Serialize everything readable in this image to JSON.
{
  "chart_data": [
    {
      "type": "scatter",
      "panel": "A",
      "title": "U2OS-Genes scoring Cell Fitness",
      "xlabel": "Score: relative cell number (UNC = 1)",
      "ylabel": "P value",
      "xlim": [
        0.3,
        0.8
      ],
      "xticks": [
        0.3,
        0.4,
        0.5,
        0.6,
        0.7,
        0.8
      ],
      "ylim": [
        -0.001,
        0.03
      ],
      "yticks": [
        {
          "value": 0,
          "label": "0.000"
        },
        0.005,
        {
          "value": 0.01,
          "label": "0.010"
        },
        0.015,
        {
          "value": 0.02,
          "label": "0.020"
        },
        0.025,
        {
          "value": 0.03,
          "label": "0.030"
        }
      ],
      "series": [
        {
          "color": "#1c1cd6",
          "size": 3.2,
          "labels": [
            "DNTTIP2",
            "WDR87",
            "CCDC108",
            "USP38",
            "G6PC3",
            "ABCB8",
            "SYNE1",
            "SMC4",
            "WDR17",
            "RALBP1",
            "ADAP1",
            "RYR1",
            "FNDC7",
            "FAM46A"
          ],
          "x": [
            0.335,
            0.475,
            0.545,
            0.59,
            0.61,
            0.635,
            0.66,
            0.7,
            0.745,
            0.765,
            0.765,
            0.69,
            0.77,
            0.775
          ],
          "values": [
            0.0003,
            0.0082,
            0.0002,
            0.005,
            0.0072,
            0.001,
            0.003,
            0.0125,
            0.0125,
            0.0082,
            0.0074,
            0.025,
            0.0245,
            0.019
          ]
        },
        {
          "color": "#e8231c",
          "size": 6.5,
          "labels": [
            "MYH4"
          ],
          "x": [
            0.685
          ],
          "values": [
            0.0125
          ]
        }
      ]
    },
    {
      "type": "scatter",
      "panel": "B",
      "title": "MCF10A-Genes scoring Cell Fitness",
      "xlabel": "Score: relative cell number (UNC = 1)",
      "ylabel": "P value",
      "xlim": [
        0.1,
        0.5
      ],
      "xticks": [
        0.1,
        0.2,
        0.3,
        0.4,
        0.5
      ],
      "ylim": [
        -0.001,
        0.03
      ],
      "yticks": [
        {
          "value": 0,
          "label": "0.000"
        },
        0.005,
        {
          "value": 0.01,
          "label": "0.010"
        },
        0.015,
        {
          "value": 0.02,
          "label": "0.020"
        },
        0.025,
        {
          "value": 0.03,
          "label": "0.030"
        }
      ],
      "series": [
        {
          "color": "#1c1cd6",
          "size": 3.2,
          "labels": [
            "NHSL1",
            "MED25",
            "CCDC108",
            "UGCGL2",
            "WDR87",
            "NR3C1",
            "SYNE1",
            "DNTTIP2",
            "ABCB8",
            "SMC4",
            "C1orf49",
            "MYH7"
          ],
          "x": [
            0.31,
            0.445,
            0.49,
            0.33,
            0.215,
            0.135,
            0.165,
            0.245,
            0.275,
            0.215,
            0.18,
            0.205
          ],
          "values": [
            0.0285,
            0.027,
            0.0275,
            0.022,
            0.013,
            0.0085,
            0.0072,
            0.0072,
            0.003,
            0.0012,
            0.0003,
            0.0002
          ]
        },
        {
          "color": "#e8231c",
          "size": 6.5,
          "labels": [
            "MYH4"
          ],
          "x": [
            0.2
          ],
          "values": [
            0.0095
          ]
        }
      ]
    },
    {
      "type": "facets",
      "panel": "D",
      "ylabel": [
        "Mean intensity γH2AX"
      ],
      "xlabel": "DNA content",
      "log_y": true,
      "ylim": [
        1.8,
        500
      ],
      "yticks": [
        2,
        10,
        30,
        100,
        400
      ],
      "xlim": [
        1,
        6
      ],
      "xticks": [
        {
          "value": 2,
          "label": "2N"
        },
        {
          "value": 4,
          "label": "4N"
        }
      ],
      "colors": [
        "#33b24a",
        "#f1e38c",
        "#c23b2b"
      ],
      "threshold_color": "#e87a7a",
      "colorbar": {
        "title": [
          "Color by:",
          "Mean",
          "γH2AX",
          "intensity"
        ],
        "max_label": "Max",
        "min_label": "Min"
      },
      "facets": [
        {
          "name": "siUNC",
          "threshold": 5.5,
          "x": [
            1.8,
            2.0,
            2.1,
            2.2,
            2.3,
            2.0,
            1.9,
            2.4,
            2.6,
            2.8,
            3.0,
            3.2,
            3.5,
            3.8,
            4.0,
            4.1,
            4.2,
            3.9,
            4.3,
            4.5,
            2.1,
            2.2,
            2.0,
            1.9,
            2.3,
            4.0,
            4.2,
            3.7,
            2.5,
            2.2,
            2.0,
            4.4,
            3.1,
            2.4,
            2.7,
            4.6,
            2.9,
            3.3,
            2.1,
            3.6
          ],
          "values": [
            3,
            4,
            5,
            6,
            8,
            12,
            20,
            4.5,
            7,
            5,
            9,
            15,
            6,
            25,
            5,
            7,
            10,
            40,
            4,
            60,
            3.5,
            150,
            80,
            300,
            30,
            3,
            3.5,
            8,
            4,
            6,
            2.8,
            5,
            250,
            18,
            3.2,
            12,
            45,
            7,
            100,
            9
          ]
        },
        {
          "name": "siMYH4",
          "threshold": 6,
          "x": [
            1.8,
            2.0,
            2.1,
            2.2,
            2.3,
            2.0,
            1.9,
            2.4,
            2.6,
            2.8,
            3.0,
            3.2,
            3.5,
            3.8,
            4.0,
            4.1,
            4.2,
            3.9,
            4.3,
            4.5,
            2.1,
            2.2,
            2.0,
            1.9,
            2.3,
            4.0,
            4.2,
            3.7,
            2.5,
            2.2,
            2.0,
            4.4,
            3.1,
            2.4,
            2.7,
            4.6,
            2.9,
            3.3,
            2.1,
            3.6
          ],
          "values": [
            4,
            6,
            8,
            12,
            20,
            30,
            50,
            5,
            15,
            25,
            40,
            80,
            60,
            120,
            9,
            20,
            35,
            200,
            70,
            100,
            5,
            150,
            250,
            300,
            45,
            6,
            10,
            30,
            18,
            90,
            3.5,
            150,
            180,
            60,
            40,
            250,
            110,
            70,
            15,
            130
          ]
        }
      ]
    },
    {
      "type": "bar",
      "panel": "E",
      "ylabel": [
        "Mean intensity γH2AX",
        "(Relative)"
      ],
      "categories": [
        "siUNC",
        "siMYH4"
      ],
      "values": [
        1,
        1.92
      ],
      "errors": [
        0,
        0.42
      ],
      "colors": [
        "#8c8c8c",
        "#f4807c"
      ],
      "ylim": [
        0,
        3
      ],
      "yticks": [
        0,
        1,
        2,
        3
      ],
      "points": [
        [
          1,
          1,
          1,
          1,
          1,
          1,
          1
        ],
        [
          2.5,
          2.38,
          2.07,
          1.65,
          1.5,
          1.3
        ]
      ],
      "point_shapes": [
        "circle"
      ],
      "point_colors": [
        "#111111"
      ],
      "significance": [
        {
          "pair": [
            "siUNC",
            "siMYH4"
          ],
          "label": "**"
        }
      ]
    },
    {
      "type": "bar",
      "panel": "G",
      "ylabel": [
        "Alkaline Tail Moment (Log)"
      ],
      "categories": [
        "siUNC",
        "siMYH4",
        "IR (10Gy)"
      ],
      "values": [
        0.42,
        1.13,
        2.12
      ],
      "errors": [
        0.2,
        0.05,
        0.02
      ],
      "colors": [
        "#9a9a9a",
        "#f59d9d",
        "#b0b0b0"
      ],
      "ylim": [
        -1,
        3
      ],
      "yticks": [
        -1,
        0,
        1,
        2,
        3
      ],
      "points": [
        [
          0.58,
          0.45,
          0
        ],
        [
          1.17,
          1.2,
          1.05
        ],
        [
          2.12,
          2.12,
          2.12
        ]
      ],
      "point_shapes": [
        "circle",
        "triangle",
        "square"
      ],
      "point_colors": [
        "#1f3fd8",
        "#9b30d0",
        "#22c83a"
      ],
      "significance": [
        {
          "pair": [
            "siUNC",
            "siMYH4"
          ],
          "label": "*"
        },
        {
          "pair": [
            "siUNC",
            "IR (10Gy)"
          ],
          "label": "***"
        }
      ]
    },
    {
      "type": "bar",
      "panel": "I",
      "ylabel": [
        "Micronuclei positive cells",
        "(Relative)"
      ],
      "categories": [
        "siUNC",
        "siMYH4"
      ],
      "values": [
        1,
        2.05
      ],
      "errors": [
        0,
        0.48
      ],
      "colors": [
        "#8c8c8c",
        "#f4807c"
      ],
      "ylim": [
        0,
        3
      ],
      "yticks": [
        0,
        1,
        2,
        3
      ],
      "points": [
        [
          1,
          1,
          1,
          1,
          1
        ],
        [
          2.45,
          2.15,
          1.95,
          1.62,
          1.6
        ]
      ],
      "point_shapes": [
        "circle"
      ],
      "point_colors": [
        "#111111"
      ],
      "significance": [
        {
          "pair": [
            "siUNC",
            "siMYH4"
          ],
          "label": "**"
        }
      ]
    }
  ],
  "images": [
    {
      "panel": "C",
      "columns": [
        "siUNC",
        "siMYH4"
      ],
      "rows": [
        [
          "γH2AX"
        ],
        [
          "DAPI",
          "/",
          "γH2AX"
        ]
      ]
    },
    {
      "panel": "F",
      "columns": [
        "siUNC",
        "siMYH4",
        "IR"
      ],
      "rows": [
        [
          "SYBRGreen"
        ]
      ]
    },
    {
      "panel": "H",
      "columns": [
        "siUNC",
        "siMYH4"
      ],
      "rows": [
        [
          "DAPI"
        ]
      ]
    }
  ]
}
***
Task item:
Going through the records above, state how many lines carry "scoring", with no other text.

Written reply:
2